▸ **Required action**:
Only a number is wanted here: how many lines in the records below contain the string "change".

▸ **Supplied records**:
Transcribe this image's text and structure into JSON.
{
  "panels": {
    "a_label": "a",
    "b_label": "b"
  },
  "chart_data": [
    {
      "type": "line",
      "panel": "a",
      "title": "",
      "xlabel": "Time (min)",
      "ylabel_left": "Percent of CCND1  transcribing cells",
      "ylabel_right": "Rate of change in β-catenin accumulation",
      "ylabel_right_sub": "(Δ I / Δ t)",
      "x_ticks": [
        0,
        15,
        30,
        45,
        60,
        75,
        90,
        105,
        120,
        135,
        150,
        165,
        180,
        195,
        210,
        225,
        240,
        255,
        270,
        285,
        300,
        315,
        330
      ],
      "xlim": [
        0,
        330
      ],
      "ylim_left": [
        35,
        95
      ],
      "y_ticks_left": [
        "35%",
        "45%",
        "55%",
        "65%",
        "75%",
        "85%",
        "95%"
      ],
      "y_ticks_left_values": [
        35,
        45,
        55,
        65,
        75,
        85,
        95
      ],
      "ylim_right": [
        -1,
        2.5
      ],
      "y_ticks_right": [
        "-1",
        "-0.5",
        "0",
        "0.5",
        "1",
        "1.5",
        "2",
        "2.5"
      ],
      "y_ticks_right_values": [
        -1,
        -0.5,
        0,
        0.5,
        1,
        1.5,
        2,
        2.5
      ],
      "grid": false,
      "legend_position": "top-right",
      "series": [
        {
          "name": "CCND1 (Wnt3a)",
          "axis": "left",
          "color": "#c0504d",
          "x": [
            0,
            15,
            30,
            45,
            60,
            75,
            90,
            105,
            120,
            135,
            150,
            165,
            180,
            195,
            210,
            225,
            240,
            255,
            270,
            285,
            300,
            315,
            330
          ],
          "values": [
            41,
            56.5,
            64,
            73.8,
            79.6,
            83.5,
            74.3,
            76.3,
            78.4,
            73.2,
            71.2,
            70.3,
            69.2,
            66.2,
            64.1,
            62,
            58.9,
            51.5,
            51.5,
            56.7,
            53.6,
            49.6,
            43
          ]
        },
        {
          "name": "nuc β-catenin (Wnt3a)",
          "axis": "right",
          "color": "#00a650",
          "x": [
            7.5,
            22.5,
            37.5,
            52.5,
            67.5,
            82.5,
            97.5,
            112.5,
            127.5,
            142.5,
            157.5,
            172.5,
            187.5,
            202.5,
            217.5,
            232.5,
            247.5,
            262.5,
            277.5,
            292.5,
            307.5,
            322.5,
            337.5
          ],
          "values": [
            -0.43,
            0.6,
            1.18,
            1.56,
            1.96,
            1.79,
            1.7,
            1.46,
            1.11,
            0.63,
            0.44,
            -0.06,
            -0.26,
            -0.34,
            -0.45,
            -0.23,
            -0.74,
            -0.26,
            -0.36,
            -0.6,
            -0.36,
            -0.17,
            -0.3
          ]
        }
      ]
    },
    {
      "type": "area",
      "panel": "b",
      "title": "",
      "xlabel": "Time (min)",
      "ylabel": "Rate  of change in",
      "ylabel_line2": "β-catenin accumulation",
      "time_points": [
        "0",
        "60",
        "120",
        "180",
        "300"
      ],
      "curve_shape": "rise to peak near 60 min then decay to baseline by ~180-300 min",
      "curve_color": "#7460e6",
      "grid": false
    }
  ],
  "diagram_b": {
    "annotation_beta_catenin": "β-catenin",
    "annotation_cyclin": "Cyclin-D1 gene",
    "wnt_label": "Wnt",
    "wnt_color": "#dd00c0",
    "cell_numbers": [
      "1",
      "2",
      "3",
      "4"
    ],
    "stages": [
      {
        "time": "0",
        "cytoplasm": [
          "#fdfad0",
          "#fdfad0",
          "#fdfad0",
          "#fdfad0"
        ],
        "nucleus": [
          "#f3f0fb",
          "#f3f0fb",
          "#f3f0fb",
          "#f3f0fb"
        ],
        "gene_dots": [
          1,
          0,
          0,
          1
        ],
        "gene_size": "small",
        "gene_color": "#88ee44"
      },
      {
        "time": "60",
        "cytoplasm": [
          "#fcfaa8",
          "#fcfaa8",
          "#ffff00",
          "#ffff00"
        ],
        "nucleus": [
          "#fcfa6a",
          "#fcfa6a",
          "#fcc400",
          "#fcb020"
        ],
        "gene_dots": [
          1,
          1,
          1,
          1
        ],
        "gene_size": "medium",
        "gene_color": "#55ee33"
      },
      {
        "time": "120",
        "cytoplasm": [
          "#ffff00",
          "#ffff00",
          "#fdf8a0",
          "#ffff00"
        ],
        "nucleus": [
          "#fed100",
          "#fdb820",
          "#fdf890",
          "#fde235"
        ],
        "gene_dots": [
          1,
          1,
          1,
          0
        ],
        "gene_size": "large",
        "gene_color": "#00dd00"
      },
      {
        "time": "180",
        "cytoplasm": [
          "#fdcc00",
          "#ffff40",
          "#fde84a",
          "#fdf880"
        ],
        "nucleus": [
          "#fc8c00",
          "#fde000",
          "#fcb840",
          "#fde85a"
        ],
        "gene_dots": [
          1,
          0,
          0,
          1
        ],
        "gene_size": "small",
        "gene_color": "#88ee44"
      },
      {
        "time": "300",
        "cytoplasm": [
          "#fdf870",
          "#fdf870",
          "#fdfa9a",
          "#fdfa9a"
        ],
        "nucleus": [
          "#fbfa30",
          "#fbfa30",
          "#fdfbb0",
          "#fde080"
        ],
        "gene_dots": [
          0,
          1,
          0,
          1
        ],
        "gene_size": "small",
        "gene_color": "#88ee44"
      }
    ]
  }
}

▸ **Solution for this task**:
2